Reproduce all records exactly.

-- Start DATASET EXCERPTS --

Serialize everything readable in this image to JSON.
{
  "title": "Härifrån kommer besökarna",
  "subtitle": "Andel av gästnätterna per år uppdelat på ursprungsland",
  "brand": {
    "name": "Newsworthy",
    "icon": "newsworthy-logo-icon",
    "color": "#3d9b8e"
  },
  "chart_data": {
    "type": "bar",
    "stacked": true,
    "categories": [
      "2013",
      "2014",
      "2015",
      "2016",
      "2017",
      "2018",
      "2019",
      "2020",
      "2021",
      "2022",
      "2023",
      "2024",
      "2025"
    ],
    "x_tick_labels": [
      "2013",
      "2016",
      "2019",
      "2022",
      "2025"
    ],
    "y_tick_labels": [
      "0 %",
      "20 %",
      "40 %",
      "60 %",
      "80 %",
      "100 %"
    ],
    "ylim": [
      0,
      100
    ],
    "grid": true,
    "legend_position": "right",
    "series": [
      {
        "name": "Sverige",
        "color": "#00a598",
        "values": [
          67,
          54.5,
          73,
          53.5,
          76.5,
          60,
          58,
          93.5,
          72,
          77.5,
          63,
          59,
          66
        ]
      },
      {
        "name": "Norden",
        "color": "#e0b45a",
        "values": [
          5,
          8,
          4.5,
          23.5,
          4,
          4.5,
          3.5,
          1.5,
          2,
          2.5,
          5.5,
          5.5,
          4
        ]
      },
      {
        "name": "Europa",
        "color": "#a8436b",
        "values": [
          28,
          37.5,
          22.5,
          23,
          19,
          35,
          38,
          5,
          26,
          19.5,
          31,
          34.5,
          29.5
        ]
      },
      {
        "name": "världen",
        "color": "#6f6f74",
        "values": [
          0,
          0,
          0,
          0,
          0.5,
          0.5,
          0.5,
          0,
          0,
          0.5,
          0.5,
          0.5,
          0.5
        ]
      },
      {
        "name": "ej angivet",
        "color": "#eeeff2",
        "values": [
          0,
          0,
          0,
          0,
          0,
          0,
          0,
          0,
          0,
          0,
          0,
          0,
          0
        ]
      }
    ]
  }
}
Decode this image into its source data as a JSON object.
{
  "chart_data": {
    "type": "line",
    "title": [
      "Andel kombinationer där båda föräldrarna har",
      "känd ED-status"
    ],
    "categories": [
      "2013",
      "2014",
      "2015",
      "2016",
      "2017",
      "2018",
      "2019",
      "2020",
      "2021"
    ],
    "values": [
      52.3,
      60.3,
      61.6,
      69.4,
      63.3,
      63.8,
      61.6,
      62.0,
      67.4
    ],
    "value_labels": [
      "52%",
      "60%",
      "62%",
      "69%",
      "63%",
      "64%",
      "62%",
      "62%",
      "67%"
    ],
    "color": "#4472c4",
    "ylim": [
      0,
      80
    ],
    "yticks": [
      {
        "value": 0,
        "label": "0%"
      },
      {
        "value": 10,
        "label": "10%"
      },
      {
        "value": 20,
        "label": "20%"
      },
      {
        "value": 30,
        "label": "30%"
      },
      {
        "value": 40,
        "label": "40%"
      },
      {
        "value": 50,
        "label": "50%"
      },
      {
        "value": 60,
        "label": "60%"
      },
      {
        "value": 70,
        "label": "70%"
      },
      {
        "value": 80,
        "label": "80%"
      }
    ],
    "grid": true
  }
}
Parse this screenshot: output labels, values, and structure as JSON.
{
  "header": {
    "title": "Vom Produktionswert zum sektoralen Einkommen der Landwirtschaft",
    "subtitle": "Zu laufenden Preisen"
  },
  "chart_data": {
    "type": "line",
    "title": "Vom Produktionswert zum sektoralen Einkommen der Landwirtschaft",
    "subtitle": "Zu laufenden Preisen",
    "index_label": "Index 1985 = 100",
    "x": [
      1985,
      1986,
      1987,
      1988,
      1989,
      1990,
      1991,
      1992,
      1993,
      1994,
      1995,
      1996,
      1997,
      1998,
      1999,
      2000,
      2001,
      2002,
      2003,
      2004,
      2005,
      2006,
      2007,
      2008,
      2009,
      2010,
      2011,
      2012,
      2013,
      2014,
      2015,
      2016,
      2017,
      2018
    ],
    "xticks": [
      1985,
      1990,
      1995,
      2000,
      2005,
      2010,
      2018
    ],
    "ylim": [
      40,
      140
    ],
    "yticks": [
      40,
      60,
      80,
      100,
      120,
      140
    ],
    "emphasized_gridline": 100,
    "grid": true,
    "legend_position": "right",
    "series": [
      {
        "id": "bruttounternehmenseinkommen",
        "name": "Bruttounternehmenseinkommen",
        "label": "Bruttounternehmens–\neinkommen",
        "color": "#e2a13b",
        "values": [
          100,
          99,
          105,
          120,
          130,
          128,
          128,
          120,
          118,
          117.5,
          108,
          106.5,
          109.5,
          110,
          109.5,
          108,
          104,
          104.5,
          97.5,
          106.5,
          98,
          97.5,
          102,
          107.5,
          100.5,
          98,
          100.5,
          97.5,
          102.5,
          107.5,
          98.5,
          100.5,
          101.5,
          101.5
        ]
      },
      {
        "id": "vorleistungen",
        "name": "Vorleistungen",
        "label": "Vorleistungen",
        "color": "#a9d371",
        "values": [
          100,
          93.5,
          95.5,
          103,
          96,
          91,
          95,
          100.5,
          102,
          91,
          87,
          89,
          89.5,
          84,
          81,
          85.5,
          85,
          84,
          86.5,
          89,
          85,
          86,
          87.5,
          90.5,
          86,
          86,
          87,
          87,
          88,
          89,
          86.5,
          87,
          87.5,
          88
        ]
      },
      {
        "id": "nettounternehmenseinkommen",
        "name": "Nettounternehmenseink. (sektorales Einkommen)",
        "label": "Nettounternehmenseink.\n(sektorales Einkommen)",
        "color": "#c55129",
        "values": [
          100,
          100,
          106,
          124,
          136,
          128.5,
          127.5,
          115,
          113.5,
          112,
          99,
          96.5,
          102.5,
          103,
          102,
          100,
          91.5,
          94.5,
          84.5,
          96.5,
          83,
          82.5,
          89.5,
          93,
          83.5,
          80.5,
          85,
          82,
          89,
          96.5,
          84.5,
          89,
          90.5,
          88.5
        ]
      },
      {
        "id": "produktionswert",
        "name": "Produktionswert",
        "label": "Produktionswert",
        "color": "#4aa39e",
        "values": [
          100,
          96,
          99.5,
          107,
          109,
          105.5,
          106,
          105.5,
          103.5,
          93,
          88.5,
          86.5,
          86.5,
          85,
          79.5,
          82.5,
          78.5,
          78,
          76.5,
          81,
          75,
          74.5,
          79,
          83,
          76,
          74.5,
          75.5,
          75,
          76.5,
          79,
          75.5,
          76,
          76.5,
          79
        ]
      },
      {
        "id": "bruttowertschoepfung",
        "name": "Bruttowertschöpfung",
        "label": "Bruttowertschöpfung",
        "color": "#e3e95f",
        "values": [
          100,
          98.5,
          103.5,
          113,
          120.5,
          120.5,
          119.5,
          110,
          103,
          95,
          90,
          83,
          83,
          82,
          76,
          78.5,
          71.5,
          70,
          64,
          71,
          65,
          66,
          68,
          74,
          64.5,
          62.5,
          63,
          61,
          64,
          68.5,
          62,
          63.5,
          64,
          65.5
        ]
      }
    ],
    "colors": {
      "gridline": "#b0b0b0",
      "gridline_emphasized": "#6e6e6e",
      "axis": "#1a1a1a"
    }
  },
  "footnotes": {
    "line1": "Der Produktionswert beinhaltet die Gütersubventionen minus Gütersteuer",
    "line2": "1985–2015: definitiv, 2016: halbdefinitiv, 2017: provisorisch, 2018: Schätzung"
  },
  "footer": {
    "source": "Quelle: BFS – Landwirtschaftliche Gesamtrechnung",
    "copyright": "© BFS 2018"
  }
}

-- End DATASET EXCERPTS --

## COMPLETE ANSWER
Serialize everything readable in this image to JSON.
{
  "title": "Härifrån kommer besökarna",
  "subtitle": "Andel av gästnätterna per år uppdelat på ursprungsland",
  "brand": {
    "name": "Newsworthy",
    "icon": "newsworthy-logo-icon",
    "color": "#3d9b8e"
  },
  "chart_data": {
    "type": "bar",
    "stacked": true,
    "categories": [
      "2013",
      "2014",
      "2015",
      "2016",
      "2017",
      "2018",
      "2019",
      "2020",
      "2021",
      "2022",
      "2023",
      "2024",
      "2025"
    ],
    "x_tick_labels": [
      "2013",
      "2016",
      "2019",
      "2022",
      "2025"
    ],
    "y_tick_labels": [
      "0 %",
      "20 %",
      "40 %",
      "60 %",
      "80 %",
      "100 %"
    ],
    "ylim": [
      0,
      100
    ],
    "grid": true,
    "legend_position": "right",
    "series": [
      {
        "name": "Sverige",
        "color": "#00a598",
        "values": [
          67,
          54.5,
          73,
          53.5,
          76.5,
          60,
          58,
          93.5,
          72,
          77.5,
          63,
          59,
          66
        ]
      },
      {
        "name": "Norden",
        "color": "#e0b45a",
        "values": [
          5,
          8,
          4.5,
          23.5,
          4,
          4.5,
          3.5,
          1.5,
          2,
          2.5,
          5.5,
          5.5,
          4
        ]
      },
      {
        "name": "Europa",
        "color": "#a8436b",
        "values": [
          28,
          37.5,
          22.5,
          23,
          19,
          35,
          38,
          5,
          26,
          19.5,
          31,
          34.5,
          29.5
        ]
      },
      {
        "name": "världen",
        "color": "#6f6f74",
        "values": [
          0,
          0,
          0,
          0,
          0.5,
          0.5,
          0.5,
          0,
          0,
          0.5,
          0.5,
          0.5,
          0.5
        ]
      },
      {
        "name": "ej angivet",
        "color": "#eeeff2",
        "values": [
          0,
          0,
          0,
          0,
          0,
          0,
          0,
          0,
          0,
          0,
          0,
          0,
          0
        ]
      }
    ]
  }
}
Decode this image into its source data as a JSON object.
{
  "chart_data": {
    "type": "line",
    "title": [
      "Andel kombinationer där båda föräldrarna har",
      "känd ED-status"
    ],
    "categories": [
      "2013",
      "2014",
      "2015",
      "2016",
      "2017",
      "2018",
      "2019",
      "2020",
      "2021"
    ],
    "values": [
      52.3,
      60.3,
      61.6,
      69.4,
      63.3,
      63.8,
      61.6,
      62.0,
      67.4
    ],
    "value_labels": [
      "52%",
      "60%",
      "62%",
      "69%",
      "63%",
      "64%",
      "62%",
      "62%",
      "67%"
    ],
    "color": "#4472c4",
    "ylim": [
      0,
      80
    ],
    "yticks": [
      {
        "value": 0,
        "label": "0%"
      },
      {
        "value": 10,
        "label": "10%"
      },
      {
        "value": 20,
        "label": "20%"
      },
      {
        "value": 30,
        "label": "30%"
      },
      {
        "value": 40,
        "label": "40%"
      },
      {
        "value": 50,
        "label": "50%"
      },
      {
        "value": 60,
        "label": "60%"
      },
      {
        "value": 70,
        "label": "70%"
      },
      {
        "value": 80,
        "label": "80%"
      }
    ],
    "grid": true
  }
}
Parse this screenshot: output labels, values, and structure as JSON.
{
  "header": {
    "title": "Vom Produktionswert zum sektoralen Einkommen der Landwirtschaft",
    "subtitle": "Zu laufenden Preisen"
  },
  "chart_data": {
    "type": "line",
    "title": "Vom Produktionswert zum sektoralen Einkommen der Landwirtschaft",
    "subtitle": "Zu laufenden Preisen",
    "index_label": "Index 1985 = 100",
    "x": [
      1985,
      1986,
      1987,
      1988,
      1989,
      1990,
      1991,
      1992,
      1993,
      1994,
      1995,
      1996,
      1997,
      1998,
      1999,
      2000,
      2001,
      2002,
      2003,
      2004,
      2005,
      2006,
      2007,
      2008,
      2009,
      2010,
      2011,
      2012,
      2013,
      2014,
      2015,
      2016,
      2017,
      2018
    ],
    "xticks": [
      1985,
      1990,
      1995,
      2000,
      2005,
      2010,
      2018
    ],
    "ylim": [
      40,
      140
    ],
    "yticks": [
      40,
      60,
      80,
      100,
      120,
      140
    ],
    "emphasized_gridline": 100,
    "grid": true,
    "legend_position": "right",
    "series": [
      {
        "id": "bruttounternehmenseinkommen",
        "name": "Bruttounternehmenseinkommen",
        "label": "Bruttounternehmens–\neinkommen",
        "color": "#e2a13b",
        "values": [
          100,
          99,
          105,
          120,
          130,
          128,
          128,
          120,
          118,
          117.5,
          108,
          106.5,
          109.5,
          110,
          109.5,
          108,
          104,
          104.5,
          97.5,
          106.5,
          98,
          97.5,
          102,
          107.5,
          100.5,
          98,
          100.5,
          97.5,
          102.5,
          107.5,
          98.5,
          100.5,
          101.5,
          101.5
        ]
      },
      {
        "id": "vorleistungen",
        "name": "Vorleistungen",
        "label": "Vorleistungen",
        "color": "#a9d371",
        "values": [
          100,
          93.5,
          95.5,
          103,
          96,
          91,
          95,
          100.5,
          102,
          91,
          87,
          89,
          89.5,
          84,
          81,
          85.5,
          85,
          84,
          86.5,
          89,
          85,
          86,
          87.5,
          90.5,
          86,
          86,
          87,
          87,
          88,
          89,
          86.5,
          87,
          87.5,
          88
        ]
      },
      {
        "id": "nettounternehmenseinkommen",
        "name": "Nettounternehmenseink. (sektorales Einkommen)",
        "label": "Nettounternehmenseink.\n(sektorales Einkommen)",
        "color": "#c55129",
        "values": [
          100,
          100,
          106,
          124,
          136,
          128.5,
          127.5,
          115,
          113.5,
          112,
          99,
          96.5,
          102.5,
          103,
          102,
          100,
          91.5,
          94.5,
          84.5,
          96.5,
          83,
          82.5,
          89.5,
          93,
          83.5,
          80.5,
          85,
          82,
          89,
          96.5,
          84.5,
          89,
          90.5,
          88.5
        ]
      },
      {
        "id": "produktionswert",
        "name": "Produktionswert",
        "label": "Produktionswert",
        "color": "#4aa39e",
        "values": [
          100,
          96,
          99.5,
          107,
          109,
          105.5,
          106,
          105.5,
          103.5,
          93,
          88.5,
          86.5,
          86.5,
          85,
          79.5,
          82.5,
          78.5,
          78,
          76.5,
          81,
          75,
          74.5,
          79,
          83,
          76,
          74.5,
          75.5,
          75,
          76.5,
          79,
          75.5,
          76,
          76.5,
          79
        ]
      },
      {
        "id": "bruttowertschoepfung",
        "name": "Bruttowertschöpfung",
        "label": "Bruttowertschöpfung",
        "color": "#e3e95f",
        "values": [
          100,
          98.5,
          103.5,
          113,
          120.5,
          120.5,
          119.5,
          110,
          103,
          95,
          90,
          83,
          83,
          82,
          76,
          78.5,
          71.5,
          70,
          64,
          71,
          65,
          66,
          68,
          74,
          64.5,
          62.5,
          63,
          61,
          64,
          68.5,
          62,
          63.5,
          64,
          65.5
        ]
      }
    ],
    "colors": {
      "gridline": "#b0b0b0",
      "gridline_emphasized": "#6e6e6e",
      "axis": "#1a1a1a"
    }
  },
  "footnotes": {
    "line1": "Der Produktionswert beinhaltet die Gütersubventionen minus Gütersteuer",
    "line2": "1985–2015: definitiv, 2016: halbdefinitiv, 2017: provisorisch, 2018: Schätzung"
  },
  "footer": {
    "source": "Quelle: BFS – Landwirtschaftliche Gesamtrechnung",
    "copyright": "© BFS 2018"
  }
}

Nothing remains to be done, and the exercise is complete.